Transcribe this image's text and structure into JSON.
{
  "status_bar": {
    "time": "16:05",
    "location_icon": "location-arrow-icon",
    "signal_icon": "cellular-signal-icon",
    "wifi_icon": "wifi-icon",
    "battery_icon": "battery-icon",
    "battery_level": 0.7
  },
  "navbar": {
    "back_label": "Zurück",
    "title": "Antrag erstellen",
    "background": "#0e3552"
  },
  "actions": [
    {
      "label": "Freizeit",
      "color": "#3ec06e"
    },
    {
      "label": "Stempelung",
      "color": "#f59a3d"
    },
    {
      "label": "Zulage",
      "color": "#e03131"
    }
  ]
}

= = =

### [What you should do]
Find "color". Copy every line it occurs in.

### [Problem solution]
      "color": "#3ec06e"
      "color": "#f59a3d"
      "color": "#e03131"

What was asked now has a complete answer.